Entries with figure data:
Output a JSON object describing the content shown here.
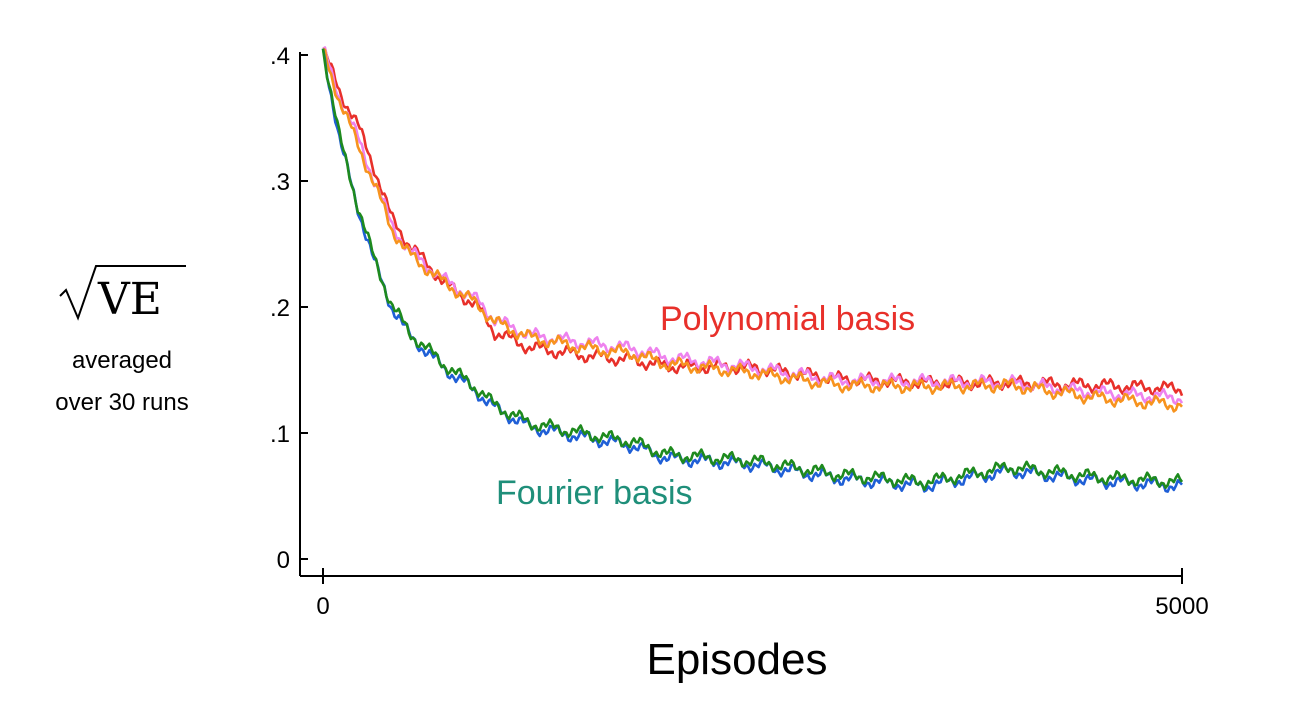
{
  "chart_data": {
    "type": "line",
    "xlabel": "Episodes",
    "ylabel": "VE",
    "ylabel_sub": [
      "averaged",
      "over 30 runs"
    ],
    "xlim": [
      0,
      5000
    ],
    "ylim": [
      0,
      0.4
    ],
    "x_tick_labels": [
      {
        "value": 0,
        "label": "0"
      },
      {
        "value": 5000,
        "label": "5000"
      }
    ],
    "y_tick_labels": [
      {
        "value": 0,
        "label": "0"
      },
      {
        "value": 0.1,
        "label": ".1"
      },
      {
        "value": 0.2,
        "label": ".2"
      },
      {
        "value": 0.3,
        "label": ".3"
      },
      {
        "value": 0.4,
        "label": ".4"
      }
    ],
    "grid": false,
    "annotations": [
      {
        "text": "Polynomial basis",
        "color": "#e8302a"
      },
      {
        "text": "Fourier basis",
        "color": "#1f8f7a"
      }
    ],
    "series": [
      {
        "color": "#e8302a",
        "x": [
          0,
          100,
          200,
          300,
          400,
          500,
          700,
          900,
          1000,
          1200,
          1500,
          1800,
          2000,
          2500,
          3000,
          3500,
          4000,
          4500,
          5000
        ],
        "values": [
          0.405,
          0.37,
          0.345,
          0.31,
          0.27,
          0.25,
          0.22,
          0.2,
          0.18,
          0.168,
          0.162,
          0.158,
          0.153,
          0.152,
          0.143,
          0.14,
          0.14,
          0.138,
          0.135
        ]
      },
      {
        "color": "#ee82ee",
        "x": [
          0,
          100,
          200,
          300,
          400,
          500,
          700,
          900,
          1000,
          1200,
          1500,
          1800,
          2000,
          2500,
          3000,
          3500,
          4000,
          4500,
          5000
        ],
        "values": [
          0.405,
          0.365,
          0.335,
          0.3,
          0.265,
          0.245,
          0.222,
          0.205,
          0.19,
          0.178,
          0.172,
          0.167,
          0.16,
          0.152,
          0.142,
          0.141,
          0.14,
          0.132,
          0.128
        ]
      },
      {
        "color": "#f7931e",
        "x": [
          0,
          100,
          200,
          300,
          400,
          500,
          700,
          900,
          1000,
          1200,
          1500,
          1800,
          2000,
          2500,
          3000,
          3500,
          4000,
          4500,
          5000
        ],
        "values": [
          0.405,
          0.362,
          0.33,
          0.297,
          0.262,
          0.242,
          0.22,
          0.202,
          0.188,
          0.176,
          0.168,
          0.163,
          0.155,
          0.148,
          0.138,
          0.137,
          0.138,
          0.128,
          0.122
        ]
      },
      {
        "color": "#1f5fd6",
        "x": [
          0,
          100,
          200,
          300,
          400,
          500,
          700,
          900,
          1000,
          1200,
          1500,
          1800,
          2000,
          2500,
          3000,
          3500,
          4000,
          4500,
          5000
        ],
        "values": [
          0.405,
          0.33,
          0.28,
          0.235,
          0.2,
          0.178,
          0.152,
          0.132,
          0.12,
          0.105,
          0.097,
          0.09,
          0.08,
          0.075,
          0.064,
          0.058,
          0.07,
          0.062,
          0.058
        ]
      },
      {
        "color": "#1e8a1e",
        "x": [
          0,
          100,
          200,
          300,
          400,
          500,
          700,
          900,
          1000,
          1200,
          1500,
          1800,
          2000,
          2500,
          3000,
          3500,
          4000,
          4500,
          5000
        ],
        "values": [
          0.405,
          0.332,
          0.282,
          0.237,
          0.202,
          0.18,
          0.155,
          0.135,
          0.122,
          0.108,
          0.1,
          0.093,
          0.083,
          0.078,
          0.067,
          0.061,
          0.073,
          0.065,
          0.061
        ]
      }
    ]
  }
}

SET TASK. Search the data for "basis". Copy every line that has it.

ANSWER TO THE TASK.
        "text": "Polynomial basis",
        "text": "Fourier basis",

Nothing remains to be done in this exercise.